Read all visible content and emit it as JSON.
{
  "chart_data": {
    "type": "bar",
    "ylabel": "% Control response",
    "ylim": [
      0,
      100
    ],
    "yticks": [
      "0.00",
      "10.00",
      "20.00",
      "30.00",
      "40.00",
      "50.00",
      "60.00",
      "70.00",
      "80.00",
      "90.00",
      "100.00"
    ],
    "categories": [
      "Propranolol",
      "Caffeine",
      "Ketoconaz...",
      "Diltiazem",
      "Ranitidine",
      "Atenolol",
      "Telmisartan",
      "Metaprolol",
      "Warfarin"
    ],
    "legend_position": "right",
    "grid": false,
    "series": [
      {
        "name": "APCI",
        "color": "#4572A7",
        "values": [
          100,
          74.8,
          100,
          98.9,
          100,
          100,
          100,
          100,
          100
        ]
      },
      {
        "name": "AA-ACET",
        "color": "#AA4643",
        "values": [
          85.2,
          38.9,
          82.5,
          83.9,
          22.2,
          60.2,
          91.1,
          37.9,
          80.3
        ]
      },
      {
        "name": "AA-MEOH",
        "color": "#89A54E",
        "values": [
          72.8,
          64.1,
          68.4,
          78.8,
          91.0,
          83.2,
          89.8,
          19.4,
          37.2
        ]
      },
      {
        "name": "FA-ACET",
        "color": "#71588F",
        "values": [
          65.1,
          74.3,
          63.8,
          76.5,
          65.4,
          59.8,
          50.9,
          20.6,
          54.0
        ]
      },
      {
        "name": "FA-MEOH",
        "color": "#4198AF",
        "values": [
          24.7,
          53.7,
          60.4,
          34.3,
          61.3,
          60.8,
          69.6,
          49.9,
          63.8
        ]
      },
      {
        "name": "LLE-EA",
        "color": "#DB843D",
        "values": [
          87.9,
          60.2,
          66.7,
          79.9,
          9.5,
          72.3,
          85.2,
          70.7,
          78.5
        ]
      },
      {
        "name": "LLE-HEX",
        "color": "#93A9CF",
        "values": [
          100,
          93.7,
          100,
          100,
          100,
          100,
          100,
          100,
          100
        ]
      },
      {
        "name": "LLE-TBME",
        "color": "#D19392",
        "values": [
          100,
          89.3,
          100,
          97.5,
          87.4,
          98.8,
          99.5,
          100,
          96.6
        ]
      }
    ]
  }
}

- **Problem details**: Write the data from above out again, exactly.

- **Written answer**:
Read all visible content and emit it as JSON.
{
  "chart_data": {
    "type": "bar",
    "ylabel": "% Control response",
    "ylim": [
      0,
      100
    ],
    "yticks": [
      "0.00",
      "10.00",
      "20.00",
      "30.00",
      "40.00",
      "50.00",
      "60.00",
      "70.00",
      "80.00",
      "90.00",
      "100.00"
    ],
    "categories": [
      "Propranolol",
      "Caffeine",
      "Ketoconaz...",
      "Diltiazem",
      "Ranitidine",
      "Atenolol",
      "Telmisartan",
      "Metaprolol",
      "Warfarin"
    ],
    "legend_position": "right",
    "grid": false,
    "series": [
      {
        "name": "APCI",
        "color": "#4572A7",
        "values": [
          100,
          74.8,
          100,
          98.9,
          100,
          100,
          100,
          100,
          100
        ]
      },
      {
        "name": "AA-ACET",
        "color": "#AA4643",
        "values": [
          85.2,
          38.9,
          82.5,
          83.9,
          22.2,
          60.2,
          91.1,
          37.9,
          80.3
        ]
      },
      {
        "name": "AA-MEOH",
        "color": "#89A54E",
        "values": [
          72.8,
          64.1,
          68.4,
          78.8,
          91.0,
          83.2,
          89.8,
          19.4,
          37.2
        ]
      },
      {
        "name": "FA-ACET",
        "color": "#71588F",
        "values": [
          65.1,
          74.3,
          63.8,
          76.5,
          65.4,
          59.8,
          50.9,
          20.6,
          54.0
        ]
      },
      {
        "name": "FA-MEOH",
        "color": "#4198AF",
        "values": [
          24.7,
          53.7,
          60.4,
          34.3,
          61.3,
          60.8,
          69.6,
          49.9,
          63.8
        ]
      },
      {
        "name": "LLE-EA",
        "color": "#DB843D",
        "values": [
          87.9,
          60.2,
          66.7,
          79.9,
          9.5,
          72.3,
          85.2,
          70.7,
          78.5
        ]
      },
      {
        "name": "LLE-HEX",
        "color": "#93A9CF",
        "values": [
          100,
          93.7,
          100,
          100,
          100,
          100,
          100,
          100,
          100
        ]
      },
      {
        "name": "LLE-TBME",
        "color": "#D19392",
        "values": [
          100,
          89.3,
          100,
          97.5,
          87.4,
          98.8,
          99.5,
          100,
          96.6
        ]
      }
    ]
  }
}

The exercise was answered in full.